§ REQUIRED WORK:
In the listing below, locate the lines that hold the string "Supreme". Copy those lines.

Data entries:
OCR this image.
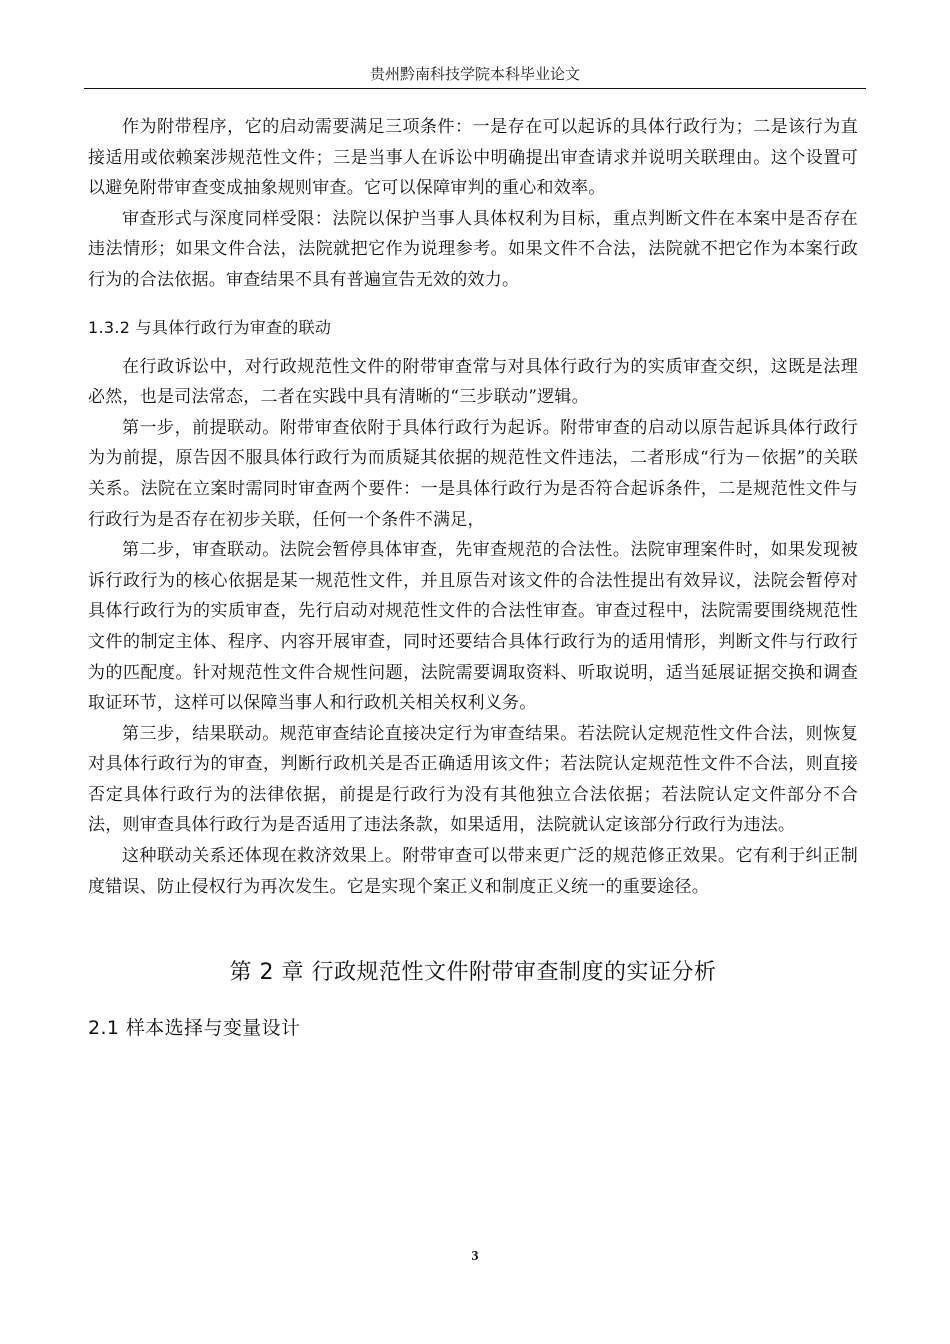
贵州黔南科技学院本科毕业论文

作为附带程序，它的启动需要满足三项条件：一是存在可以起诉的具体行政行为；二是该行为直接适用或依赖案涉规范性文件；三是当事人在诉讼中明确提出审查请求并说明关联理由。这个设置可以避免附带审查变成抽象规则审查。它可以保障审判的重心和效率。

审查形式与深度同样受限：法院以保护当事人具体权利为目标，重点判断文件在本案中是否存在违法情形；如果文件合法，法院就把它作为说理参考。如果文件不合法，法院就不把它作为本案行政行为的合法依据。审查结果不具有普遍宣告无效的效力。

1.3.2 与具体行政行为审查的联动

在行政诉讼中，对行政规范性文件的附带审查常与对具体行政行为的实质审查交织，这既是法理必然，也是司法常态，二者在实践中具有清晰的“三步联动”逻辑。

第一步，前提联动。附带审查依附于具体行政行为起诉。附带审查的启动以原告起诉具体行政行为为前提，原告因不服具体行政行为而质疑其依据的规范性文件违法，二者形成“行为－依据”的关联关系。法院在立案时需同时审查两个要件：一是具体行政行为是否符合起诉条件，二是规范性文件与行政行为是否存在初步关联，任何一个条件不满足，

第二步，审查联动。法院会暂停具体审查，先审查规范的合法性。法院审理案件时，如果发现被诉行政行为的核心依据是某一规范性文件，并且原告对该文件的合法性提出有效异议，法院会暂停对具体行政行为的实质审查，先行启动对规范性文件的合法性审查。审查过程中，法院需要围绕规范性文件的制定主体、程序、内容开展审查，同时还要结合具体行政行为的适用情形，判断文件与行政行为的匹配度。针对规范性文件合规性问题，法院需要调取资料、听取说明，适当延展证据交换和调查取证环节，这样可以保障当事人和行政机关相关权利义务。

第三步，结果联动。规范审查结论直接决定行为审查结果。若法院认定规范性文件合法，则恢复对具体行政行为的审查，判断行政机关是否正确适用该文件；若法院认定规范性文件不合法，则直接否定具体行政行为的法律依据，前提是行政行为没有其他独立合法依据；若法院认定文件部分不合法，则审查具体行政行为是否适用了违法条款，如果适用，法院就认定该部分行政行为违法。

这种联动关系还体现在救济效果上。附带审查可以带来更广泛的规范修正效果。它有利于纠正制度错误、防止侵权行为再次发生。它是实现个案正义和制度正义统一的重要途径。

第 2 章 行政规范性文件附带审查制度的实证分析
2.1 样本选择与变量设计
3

* * *

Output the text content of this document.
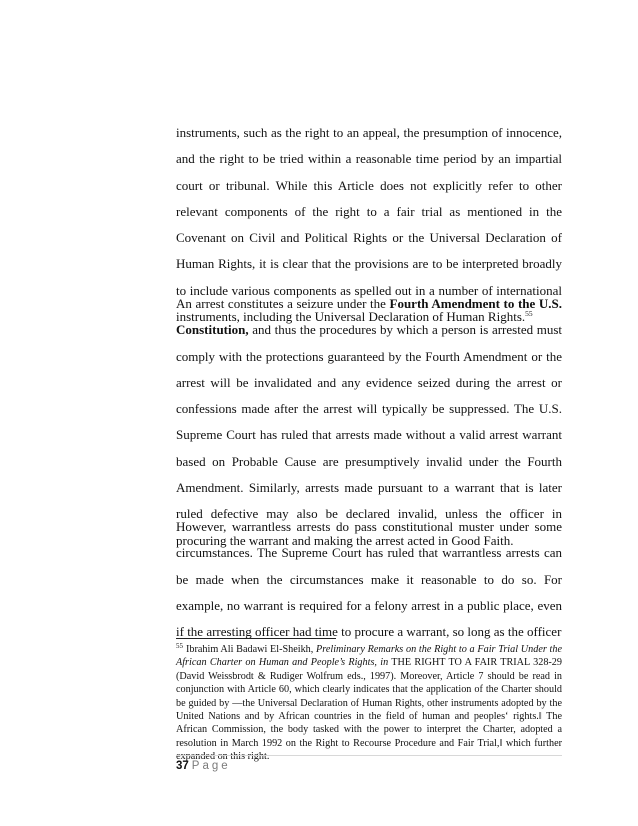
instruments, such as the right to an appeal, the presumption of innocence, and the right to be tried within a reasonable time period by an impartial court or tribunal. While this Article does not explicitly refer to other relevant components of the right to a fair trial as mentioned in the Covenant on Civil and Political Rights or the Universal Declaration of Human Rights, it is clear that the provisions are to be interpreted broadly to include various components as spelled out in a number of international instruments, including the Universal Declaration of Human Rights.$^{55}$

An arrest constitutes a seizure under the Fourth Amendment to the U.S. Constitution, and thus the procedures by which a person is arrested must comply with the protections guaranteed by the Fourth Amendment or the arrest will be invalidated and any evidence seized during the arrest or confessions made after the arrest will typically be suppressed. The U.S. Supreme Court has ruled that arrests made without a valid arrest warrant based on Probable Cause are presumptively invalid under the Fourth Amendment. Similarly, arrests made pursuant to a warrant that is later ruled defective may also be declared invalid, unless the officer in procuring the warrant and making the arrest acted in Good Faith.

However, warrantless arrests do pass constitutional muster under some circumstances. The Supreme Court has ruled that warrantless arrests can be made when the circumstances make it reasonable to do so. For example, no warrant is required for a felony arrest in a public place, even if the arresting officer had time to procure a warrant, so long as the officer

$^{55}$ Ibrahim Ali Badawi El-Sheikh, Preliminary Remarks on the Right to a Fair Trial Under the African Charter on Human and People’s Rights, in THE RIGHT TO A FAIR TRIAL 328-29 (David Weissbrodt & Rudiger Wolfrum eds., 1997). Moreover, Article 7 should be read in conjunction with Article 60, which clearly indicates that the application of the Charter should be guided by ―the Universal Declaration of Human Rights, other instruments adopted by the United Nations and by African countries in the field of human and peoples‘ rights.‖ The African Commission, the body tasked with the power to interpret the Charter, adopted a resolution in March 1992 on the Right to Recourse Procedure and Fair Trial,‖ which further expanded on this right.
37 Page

§ RESPONSE TO THE EXERCISE:
An arrest constitutes a seizure under the Fourth Amendment to the U.S. Constitution, and thus the procedures by which a person is arrested must comply with the protections guaranteed by the Fourth Amendment or the arrest will be invalidated and any evidence seized during the arrest or confessions made after the arrest will typically be suppressed. The U.S. Supreme Court has ruled that arrests made without a valid arrest warrant based on Probable Cause are presumptively invalid under the Fourth Amendment. Similarly, arrests made pursuant to a warrant that is later ruled defective may also be declared invalid, unless the officer in procuring the warrant and making the arrest acted in Good Faith.
However, warrantless arrests do pass constitutional muster under some circumstances. The Supreme Court has ruled that warrantless arrests can be made when the circumstances make it reasonable to do so. For example, no warrant is required for a felony arrest in a public place, even if the arresting officer had time to procure a warrant, so long as the officer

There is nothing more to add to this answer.